▶ Objective: Each line containing the word "خراسان" must be collected.

▶ Listing:
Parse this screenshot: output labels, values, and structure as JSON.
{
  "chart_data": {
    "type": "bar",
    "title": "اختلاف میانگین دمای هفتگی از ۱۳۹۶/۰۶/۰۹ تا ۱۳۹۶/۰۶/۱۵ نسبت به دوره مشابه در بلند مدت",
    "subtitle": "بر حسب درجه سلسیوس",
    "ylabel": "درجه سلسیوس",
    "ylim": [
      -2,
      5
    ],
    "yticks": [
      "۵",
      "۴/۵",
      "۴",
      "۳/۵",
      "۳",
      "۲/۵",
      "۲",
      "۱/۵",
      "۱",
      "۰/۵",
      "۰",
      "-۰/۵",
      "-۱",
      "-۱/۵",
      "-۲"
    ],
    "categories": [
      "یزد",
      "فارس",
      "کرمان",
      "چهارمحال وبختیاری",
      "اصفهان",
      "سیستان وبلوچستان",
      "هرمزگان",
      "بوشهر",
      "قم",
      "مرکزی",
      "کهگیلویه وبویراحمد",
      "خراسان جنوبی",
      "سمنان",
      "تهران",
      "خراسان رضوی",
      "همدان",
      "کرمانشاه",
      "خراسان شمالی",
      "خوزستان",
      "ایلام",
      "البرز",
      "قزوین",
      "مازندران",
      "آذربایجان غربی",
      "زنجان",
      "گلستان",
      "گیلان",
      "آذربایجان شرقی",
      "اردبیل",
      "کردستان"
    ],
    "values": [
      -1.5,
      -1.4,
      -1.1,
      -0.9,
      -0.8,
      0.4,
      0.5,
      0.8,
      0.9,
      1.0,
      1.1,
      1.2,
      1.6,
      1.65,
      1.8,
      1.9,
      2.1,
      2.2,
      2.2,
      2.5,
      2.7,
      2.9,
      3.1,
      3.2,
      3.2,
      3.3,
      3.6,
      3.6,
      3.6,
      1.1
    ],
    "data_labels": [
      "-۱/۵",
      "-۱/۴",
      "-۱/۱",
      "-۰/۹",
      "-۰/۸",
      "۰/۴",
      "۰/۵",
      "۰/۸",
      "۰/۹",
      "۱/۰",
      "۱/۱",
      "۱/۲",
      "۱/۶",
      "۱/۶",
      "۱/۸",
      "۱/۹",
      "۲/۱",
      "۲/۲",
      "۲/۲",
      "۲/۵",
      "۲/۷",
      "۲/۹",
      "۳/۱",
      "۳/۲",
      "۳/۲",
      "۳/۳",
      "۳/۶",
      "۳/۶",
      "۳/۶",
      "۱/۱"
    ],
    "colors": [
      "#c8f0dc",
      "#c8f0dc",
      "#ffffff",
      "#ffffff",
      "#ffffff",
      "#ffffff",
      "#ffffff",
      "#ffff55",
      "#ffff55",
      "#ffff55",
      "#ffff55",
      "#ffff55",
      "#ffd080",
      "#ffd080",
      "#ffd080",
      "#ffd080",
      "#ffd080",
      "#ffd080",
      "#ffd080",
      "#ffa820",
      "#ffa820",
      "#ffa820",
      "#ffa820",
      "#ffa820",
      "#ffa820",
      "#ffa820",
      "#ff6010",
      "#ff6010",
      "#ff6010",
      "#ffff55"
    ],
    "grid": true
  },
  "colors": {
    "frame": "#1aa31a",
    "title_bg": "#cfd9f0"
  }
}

--

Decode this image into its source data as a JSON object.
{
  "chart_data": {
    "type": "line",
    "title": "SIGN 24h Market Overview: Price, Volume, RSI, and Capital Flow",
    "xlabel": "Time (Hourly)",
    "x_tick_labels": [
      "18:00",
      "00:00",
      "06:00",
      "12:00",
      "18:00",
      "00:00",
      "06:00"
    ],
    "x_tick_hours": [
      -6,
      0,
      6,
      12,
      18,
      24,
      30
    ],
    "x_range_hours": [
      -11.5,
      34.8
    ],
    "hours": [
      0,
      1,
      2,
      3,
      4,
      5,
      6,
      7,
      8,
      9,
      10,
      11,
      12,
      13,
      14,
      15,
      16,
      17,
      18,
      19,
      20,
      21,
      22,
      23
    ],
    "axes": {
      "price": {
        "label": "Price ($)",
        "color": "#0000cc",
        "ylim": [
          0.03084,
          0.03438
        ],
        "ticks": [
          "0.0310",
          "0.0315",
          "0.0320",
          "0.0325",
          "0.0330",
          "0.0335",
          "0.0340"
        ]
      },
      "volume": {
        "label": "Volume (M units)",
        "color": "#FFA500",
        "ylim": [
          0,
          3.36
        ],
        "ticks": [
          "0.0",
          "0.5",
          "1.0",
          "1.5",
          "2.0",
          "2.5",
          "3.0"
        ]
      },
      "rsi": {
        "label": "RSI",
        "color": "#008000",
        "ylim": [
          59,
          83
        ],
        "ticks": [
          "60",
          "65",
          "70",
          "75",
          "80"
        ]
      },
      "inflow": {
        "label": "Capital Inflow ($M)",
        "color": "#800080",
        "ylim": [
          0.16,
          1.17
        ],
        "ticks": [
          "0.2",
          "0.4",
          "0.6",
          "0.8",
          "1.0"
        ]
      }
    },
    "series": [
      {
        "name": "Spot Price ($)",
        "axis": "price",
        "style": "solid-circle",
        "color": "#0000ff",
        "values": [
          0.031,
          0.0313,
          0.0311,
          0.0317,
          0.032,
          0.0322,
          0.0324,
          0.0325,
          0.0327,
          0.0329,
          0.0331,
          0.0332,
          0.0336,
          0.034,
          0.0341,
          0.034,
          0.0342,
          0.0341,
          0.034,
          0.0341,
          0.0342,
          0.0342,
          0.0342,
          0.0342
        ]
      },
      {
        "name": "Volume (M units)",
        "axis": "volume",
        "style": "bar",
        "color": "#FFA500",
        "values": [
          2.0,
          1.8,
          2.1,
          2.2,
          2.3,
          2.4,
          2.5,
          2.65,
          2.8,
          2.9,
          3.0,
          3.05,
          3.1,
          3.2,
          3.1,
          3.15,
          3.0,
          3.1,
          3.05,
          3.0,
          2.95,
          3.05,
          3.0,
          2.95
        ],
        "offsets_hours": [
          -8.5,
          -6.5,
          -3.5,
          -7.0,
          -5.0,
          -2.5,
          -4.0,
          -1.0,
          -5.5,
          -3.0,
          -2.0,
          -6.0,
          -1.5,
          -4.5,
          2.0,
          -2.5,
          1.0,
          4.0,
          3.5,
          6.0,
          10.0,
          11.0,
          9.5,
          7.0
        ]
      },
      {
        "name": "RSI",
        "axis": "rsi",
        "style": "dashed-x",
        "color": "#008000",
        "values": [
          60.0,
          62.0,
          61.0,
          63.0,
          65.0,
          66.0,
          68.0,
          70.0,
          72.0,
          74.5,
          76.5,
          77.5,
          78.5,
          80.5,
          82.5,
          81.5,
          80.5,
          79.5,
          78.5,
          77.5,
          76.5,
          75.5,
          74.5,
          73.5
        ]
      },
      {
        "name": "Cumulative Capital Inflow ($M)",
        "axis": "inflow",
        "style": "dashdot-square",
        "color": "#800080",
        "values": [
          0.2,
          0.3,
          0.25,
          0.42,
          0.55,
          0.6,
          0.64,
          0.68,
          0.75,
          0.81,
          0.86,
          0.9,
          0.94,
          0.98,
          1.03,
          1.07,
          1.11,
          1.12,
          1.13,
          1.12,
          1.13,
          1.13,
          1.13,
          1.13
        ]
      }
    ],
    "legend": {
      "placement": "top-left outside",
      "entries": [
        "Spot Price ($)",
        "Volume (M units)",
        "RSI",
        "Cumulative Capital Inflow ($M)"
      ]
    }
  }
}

▶ Result below:
      "خراسان جنوبی",
      "خراسان رضوی",
      "خراسان شمالی",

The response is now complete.